# WRITTEN EXERCISE:
Each line below either holds the string "text" or doesn't. Count those that do and give only the number.

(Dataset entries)
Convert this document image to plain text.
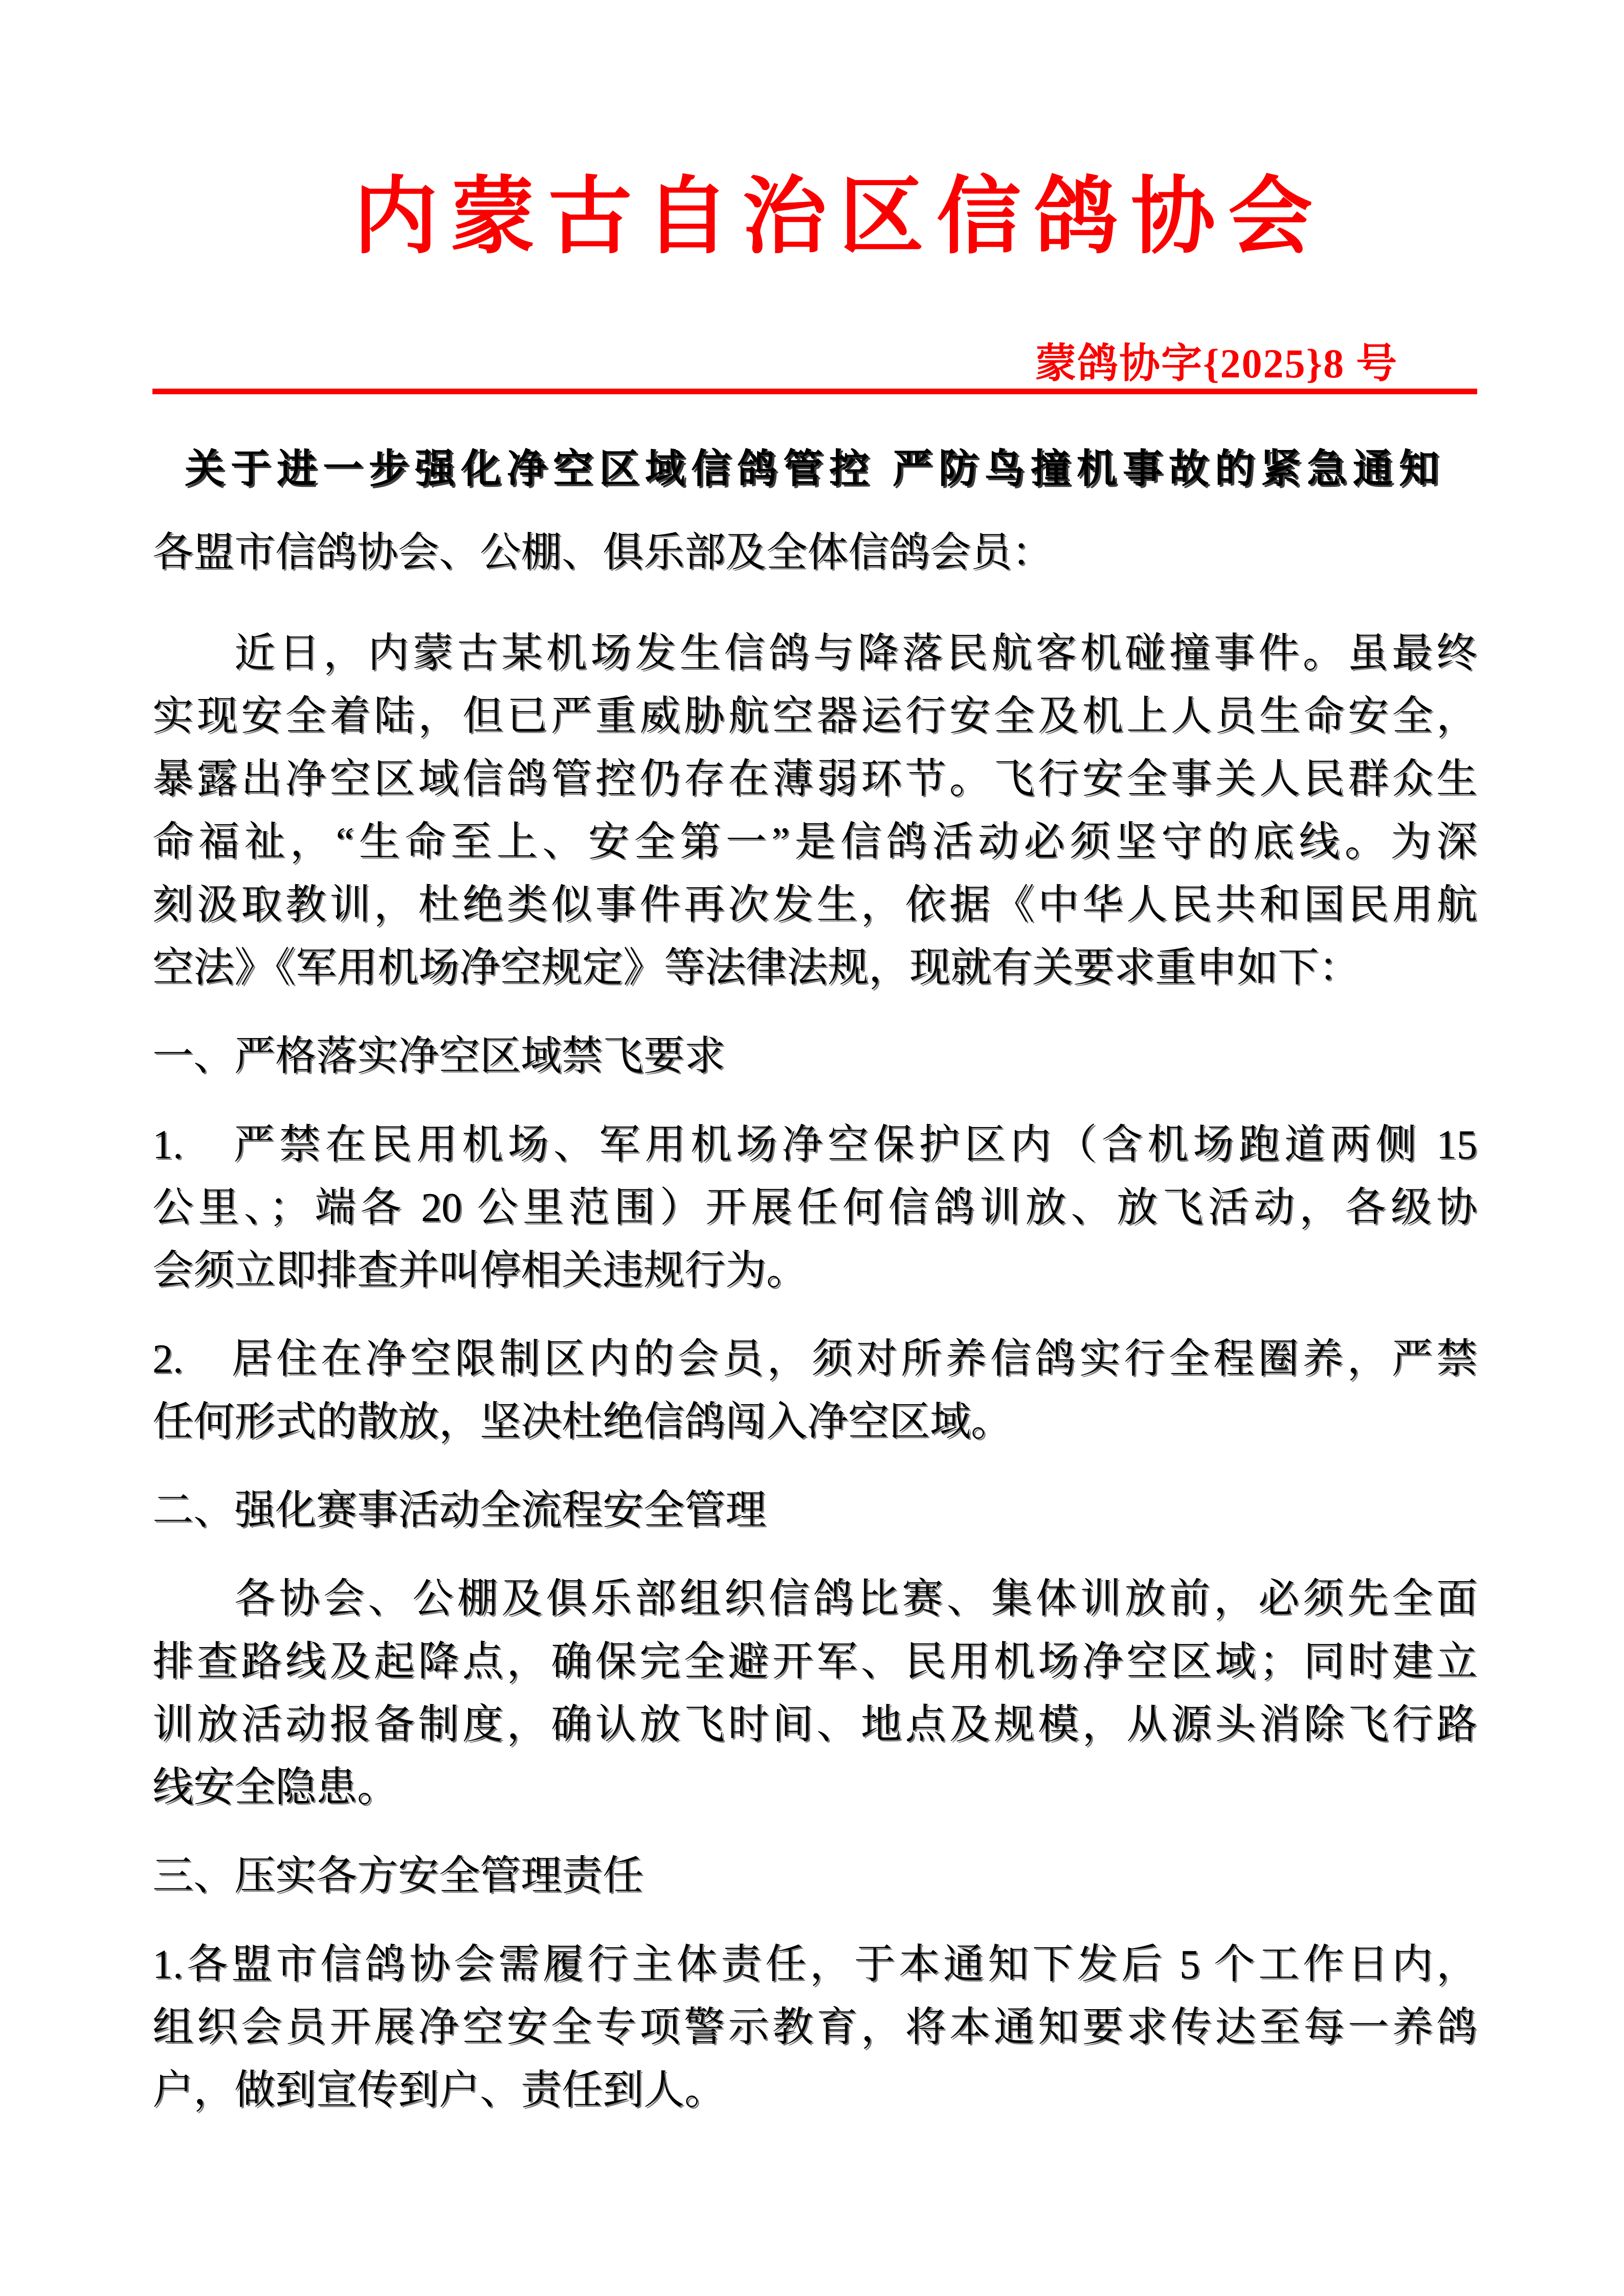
内蒙古自治区信鸽协会
蒙鸽协字{2025}8 号
关于进一步强化净空区域信鸽管控 严防鸟撞机事故的紧急通知
各盟市信鸽协会、公棚、俱乐部及全体信鸽会员：
近日，内蒙古某机场发生信鸽与降落民航客机碰撞事件。虽最终
实现安全着陆，但已严重威胁航空器运行安全及机上人员生命安全，
暴露出净空区域信鸽管控仍存在薄弱环节。飞行安全事关人民群众生
命福祉，“生命至上、安全第一”是信鸽活动必须坚守的底线。为深
刻汲取教训，杜绝类似事件再次发生，依据《中华人民共和国民用航
空法》《军用机场净空规定》等法律法规，现就有关要求重申如下：
一、严格落实净空区域禁飞要求
1.　严禁在民用机场、军用机场净空保护区内（含机场跑道两侧 15
公里、；端各 20 公里范围）开展任何信鸽训放、放飞活动，各级协
会须立即排查并叫停相关违规行为。
2.　居住在净空限制区内的会员，须对所养信鸽实行全程圈养，严禁
任何形式的散放，坚决杜绝信鸽闯入净空区域。
二、强化赛事活动全流程安全管理
各协会、公棚及俱乐部组织信鸽比赛、集体训放前，必须先全面
排查路线及起降点，确保完全避开军、民用机场净空区域；同时建立
训放活动报备制度，确认放飞时间、地点及规模，从源头消除飞行路
线安全隐患。
三、压实各方安全管理责任
1.各盟市信鸽协会需履行主体责任，于本通知下发后 5 个工作日内，
组织会员开展净空安全专项警示教育，将本通知要求传达至每一养鸽
户，做到宣传到户、责任到人。
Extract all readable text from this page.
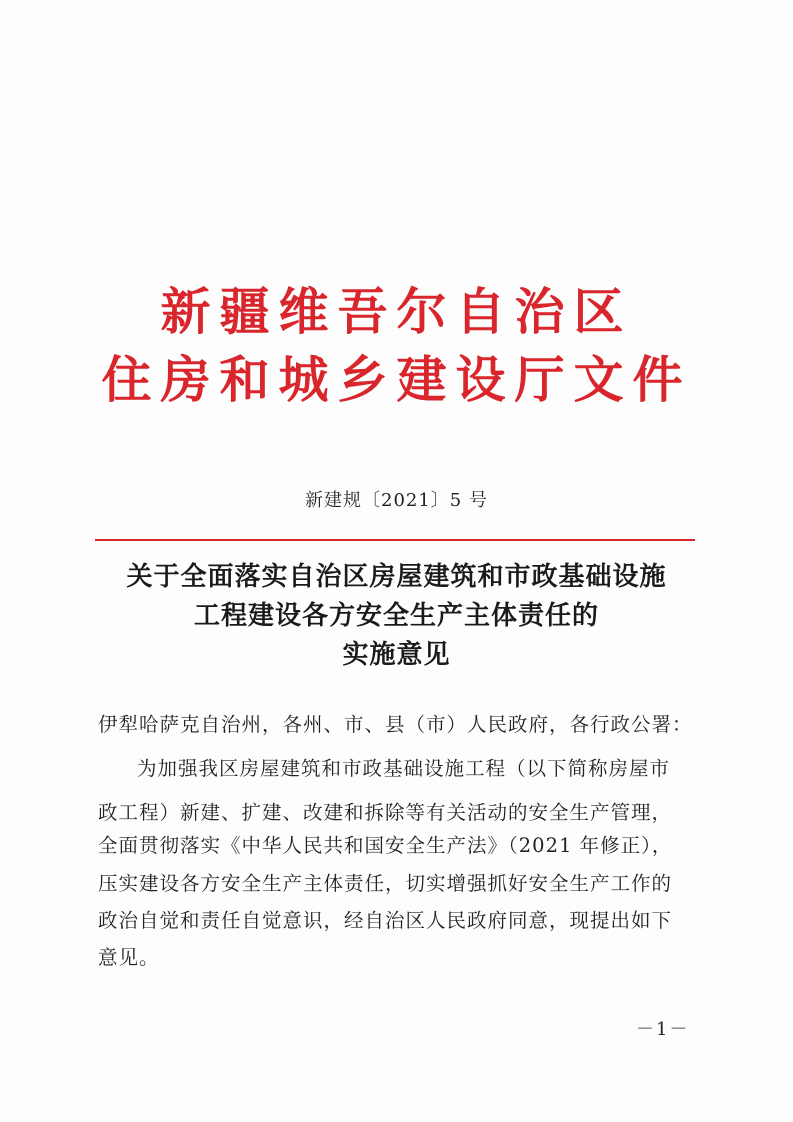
新疆维吾尔自治区
住房和城乡建设厅文件
新建规〔2021〕5 号
关于全面落实自治区房屋建筑和市政基础设施
工程建设各方安全生产主体责任的
实施意见
伊犁哈萨克自治州，各州、市、县（市）人民政府，各行政公署：
为加强我区房屋建筑和市政基础设施工程（以下简称房屋市
政工程）新建、扩建、改建和拆除等有关活动的安全生产管理，
全面贯彻落实《中华人民共和国安全生产法》（2021 年修正），
压实建设各方安全生产主体责任，切实增强抓好安全生产工作的
政治自觉和责任自觉意识，经自治区人民政府同意，现提出如下
意见。
－1－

# RESULT:
2